Stated task
Give the number of lines in this listing that contain "doppio", with no other words.
-- START Given data --
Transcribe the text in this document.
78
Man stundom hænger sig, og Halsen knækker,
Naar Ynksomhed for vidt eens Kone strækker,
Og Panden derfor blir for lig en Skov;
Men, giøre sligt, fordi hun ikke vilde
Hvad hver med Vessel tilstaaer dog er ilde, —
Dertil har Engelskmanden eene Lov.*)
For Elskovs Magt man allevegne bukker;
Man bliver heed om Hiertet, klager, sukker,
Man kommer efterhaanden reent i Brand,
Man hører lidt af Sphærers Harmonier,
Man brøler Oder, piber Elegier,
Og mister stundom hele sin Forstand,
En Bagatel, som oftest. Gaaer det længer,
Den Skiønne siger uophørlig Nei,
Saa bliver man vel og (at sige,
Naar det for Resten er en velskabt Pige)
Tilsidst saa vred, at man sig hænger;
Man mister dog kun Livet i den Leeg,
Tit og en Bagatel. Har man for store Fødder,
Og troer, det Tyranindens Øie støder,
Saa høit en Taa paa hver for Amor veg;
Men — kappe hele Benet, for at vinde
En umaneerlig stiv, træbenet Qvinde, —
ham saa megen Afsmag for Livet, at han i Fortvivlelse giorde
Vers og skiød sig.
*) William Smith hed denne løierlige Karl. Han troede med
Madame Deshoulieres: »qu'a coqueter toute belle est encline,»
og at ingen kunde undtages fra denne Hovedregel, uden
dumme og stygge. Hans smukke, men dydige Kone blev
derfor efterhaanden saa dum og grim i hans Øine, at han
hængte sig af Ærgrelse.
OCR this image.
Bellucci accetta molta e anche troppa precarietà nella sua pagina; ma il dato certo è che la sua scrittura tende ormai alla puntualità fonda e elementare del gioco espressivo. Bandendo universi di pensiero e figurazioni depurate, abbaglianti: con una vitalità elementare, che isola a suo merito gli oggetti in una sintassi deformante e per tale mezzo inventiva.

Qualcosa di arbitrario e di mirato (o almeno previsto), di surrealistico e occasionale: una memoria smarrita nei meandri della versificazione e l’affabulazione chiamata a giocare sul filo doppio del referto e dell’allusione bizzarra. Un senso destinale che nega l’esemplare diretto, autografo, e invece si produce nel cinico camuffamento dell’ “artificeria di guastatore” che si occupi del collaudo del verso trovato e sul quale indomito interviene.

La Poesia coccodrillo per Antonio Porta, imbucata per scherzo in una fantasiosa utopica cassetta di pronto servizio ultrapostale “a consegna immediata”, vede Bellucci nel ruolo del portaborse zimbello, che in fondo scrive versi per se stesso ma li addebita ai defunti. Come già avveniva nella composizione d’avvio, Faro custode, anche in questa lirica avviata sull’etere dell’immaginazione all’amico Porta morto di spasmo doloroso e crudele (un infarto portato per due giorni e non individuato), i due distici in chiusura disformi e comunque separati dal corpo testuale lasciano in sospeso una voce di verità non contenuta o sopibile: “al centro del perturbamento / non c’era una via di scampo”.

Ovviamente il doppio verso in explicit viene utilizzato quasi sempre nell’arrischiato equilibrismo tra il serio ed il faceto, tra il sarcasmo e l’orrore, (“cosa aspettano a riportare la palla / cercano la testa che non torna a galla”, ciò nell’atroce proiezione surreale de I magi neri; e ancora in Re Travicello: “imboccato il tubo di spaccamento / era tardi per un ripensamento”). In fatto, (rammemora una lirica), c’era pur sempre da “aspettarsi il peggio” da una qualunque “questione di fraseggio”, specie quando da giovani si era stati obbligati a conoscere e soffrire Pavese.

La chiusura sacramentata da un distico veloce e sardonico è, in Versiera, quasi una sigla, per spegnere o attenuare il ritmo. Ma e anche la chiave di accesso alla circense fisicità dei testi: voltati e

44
-- END Given data --
-- START Given data --
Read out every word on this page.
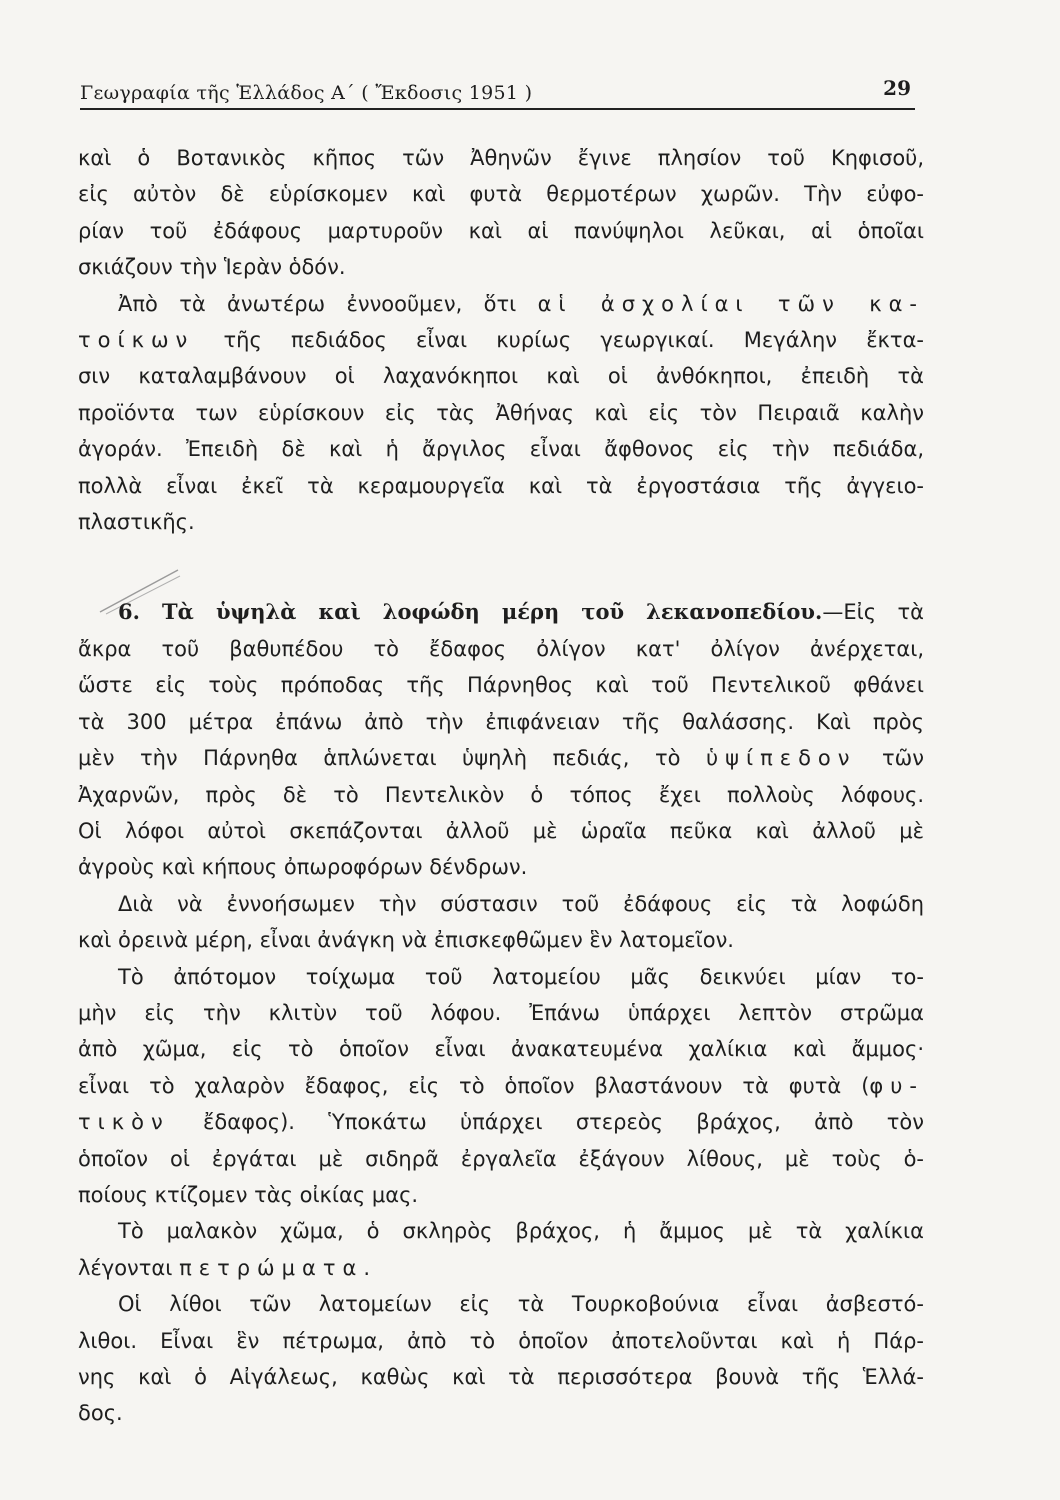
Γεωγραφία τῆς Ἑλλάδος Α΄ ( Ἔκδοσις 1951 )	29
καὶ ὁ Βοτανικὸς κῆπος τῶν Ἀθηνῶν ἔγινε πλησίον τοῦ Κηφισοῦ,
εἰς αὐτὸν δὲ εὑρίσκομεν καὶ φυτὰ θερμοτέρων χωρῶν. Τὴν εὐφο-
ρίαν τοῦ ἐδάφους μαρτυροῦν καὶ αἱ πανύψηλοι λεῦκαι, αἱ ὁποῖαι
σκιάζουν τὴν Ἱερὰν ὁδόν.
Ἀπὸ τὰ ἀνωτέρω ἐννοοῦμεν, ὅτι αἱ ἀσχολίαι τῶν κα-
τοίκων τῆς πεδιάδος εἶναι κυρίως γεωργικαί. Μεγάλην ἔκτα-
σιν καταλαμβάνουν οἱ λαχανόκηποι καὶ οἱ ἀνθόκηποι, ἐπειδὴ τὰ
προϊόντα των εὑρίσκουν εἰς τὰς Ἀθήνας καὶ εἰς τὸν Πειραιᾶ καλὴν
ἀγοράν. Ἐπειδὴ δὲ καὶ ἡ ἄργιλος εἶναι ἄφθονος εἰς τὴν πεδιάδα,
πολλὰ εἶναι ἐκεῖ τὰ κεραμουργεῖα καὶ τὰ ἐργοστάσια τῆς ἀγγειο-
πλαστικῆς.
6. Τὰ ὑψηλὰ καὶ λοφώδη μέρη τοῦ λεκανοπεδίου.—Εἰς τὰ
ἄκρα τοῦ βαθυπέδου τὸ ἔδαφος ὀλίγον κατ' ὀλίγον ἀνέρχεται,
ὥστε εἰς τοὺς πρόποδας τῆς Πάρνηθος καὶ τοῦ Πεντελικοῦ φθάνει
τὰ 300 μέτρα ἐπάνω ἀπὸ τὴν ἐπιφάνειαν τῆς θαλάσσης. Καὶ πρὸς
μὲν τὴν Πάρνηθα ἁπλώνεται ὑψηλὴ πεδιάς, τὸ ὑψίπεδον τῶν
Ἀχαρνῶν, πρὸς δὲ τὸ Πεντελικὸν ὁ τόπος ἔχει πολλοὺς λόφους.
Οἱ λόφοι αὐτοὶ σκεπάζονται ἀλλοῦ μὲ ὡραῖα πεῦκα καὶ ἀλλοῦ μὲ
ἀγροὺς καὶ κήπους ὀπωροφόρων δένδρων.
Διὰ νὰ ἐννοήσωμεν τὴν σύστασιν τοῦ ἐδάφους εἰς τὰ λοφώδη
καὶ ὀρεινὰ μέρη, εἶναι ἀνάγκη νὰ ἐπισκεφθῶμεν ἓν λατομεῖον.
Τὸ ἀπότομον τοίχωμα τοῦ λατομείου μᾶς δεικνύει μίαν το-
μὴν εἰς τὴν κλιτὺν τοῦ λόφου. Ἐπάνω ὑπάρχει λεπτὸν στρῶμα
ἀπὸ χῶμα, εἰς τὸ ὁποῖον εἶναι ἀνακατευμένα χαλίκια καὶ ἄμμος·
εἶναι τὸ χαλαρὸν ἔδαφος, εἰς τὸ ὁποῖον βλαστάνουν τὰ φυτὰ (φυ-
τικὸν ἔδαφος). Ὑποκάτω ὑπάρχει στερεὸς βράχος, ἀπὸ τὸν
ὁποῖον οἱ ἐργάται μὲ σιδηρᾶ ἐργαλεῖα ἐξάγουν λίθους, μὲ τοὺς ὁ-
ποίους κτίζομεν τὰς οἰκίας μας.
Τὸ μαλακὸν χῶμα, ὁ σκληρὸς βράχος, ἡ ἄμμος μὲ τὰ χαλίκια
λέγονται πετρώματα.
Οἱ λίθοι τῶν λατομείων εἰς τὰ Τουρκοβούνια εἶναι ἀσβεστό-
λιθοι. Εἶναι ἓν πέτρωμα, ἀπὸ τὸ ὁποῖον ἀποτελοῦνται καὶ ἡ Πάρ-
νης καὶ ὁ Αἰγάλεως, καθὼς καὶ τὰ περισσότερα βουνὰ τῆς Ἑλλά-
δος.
-- END Given data --
-- START Given data --
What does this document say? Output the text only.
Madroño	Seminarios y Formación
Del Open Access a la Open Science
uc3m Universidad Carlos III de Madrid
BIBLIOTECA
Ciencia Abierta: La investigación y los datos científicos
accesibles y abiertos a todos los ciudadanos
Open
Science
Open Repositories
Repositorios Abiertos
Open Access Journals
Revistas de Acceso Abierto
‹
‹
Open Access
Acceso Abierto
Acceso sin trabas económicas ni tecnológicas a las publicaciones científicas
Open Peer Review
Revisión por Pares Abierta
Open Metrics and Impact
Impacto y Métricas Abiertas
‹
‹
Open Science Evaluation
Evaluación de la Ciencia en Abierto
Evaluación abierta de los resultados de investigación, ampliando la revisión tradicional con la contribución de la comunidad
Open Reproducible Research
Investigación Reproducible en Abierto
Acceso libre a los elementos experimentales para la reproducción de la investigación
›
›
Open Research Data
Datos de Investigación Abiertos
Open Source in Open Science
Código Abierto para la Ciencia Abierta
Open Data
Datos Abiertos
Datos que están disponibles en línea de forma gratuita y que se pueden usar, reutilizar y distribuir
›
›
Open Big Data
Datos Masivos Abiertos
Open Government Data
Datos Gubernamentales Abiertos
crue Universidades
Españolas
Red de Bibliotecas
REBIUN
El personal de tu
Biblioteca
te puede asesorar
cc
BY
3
-- END Given data --
Answer to the exercise
2